### WHAT IS NEEDED
Change every "table-cell" in the records below to "data-cell", then write all the lines out again with nothing else altered.

### RECORDS SHOWN
— BEGIN —

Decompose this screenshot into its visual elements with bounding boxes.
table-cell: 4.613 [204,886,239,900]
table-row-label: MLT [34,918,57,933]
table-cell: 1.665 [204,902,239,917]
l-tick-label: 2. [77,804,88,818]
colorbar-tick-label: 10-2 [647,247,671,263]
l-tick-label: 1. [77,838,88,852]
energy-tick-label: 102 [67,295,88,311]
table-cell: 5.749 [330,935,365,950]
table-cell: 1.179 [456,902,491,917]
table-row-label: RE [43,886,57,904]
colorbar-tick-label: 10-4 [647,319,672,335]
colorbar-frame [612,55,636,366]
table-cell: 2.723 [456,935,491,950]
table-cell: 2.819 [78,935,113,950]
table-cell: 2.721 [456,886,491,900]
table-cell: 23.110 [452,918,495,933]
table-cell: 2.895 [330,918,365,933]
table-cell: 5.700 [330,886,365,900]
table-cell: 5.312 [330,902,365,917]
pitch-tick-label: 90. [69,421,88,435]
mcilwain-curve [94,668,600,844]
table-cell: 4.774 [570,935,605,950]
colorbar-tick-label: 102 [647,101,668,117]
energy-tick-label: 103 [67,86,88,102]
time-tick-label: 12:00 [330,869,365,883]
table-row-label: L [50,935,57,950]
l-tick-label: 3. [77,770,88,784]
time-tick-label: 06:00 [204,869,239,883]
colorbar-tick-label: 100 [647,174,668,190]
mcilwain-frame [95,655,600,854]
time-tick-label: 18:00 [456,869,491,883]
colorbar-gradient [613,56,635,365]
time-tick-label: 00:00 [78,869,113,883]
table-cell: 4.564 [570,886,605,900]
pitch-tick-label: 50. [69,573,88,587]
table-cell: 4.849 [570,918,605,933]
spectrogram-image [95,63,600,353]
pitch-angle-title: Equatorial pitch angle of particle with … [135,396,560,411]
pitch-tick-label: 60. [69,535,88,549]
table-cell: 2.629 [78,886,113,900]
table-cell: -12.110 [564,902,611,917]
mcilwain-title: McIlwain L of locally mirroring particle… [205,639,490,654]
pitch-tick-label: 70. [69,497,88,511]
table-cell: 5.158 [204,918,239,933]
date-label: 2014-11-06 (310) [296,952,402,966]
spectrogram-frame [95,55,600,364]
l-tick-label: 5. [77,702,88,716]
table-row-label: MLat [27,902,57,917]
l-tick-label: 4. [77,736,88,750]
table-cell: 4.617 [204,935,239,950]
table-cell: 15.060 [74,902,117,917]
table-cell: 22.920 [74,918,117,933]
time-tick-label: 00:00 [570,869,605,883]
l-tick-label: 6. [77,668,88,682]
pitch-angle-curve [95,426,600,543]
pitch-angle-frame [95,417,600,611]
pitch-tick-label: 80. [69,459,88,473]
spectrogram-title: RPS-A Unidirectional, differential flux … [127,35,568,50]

— END —

### OUTPUT FOR THIS TASK
Decompose this screenshot into its visual elements with bounding boxes.
data-cell: 4.613 [204,886,239,900]
table-row-label: MLT [34,918,57,933]
data-cell: 1.665 [204,902,239,917]
l-tick-label: 2. [77,804,88,818]
colorbar-tick-label: 10-2 [647,247,671,263]
l-tick-label: 1. [77,838,88,852]
energy-tick-label: 102 [67,295,88,311]
data-cell: 5.749 [330,935,365,950]
data-cell: 1.179 [456,902,491,917]
table-row-label: RE [43,886,57,904]
colorbar-tick-label: 10-4 [647,319,672,335]
colorbar-frame [612,55,636,366]
data-cell: 2.723 [456,935,491,950]
data-cell: 2.819 [78,935,113,950]
data-cell: 2.721 [456,886,491,900]
data-cell: 23.110 [452,918,495,933]
data-cell: 2.895 [330,918,365,933]
data-cell: 5.700 [330,886,365,900]
data-cell: 5.312 [330,902,365,917]
pitch-tick-label: 90. [69,421,88,435]
mcilwain-curve [94,668,600,844]
data-cell: 4.774 [570,935,605,950]
colorbar-tick-label: 102 [647,101,668,117]
energy-tick-label: 103 [67,86,88,102]
time-tick-label: 12:00 [330,869,365,883]
table-row-label: L [50,935,57,950]
l-tick-label: 3. [77,770,88,784]
time-tick-label: 06:00 [204,869,239,883]
colorbar-tick-label: 100 [647,174,668,190]
mcilwain-frame [95,655,600,854]
time-tick-label: 18:00 [456,869,491,883]
colorbar-gradient [613,56,635,365]
time-tick-label: 00:00 [78,869,113,883]
data-cell: 4.564 [570,886,605,900]
pitch-tick-label: 50. [69,573,88,587]
data-cell: 4.849 [570,918,605,933]
spectrogram-image [95,63,600,353]
pitch-angle-title: Equatorial pitch angle of particle with … [135,396,560,411]
pitch-tick-label: 60. [69,535,88,549]
data-cell: 2.629 [78,886,113,900]
data-cell: -12.110 [564,902,611,917]
mcilwain-title: McIlwain L of locally mirroring particle… [205,639,490,654]
pitch-tick-label: 70. [69,497,88,511]
data-cell: 5.158 [204,918,239,933]
date-label: 2014-11-06 (310) [296,952,402,966]
spectrogram-frame [95,55,600,364]
l-tick-label: 5. [77,702,88,716]
table-row-label: MLat [27,902,57,917]
l-tick-label: 4. [77,736,88,750]
data-cell: 4.617 [204,935,239,950]
data-cell: 15.060 [74,902,117,917]
data-cell: 22.920 [74,918,117,933]
time-tick-label: 00:00 [570,869,605,883]
l-tick-label: 6. [77,668,88,682]
pitch-angle-curve [95,426,600,543]
pitch-angle-frame [95,417,600,611]
pitch-tick-label: 80. [69,459,88,473]
spectrogram-title: RPS-A Unidirectional, differential flux … [127,35,568,50]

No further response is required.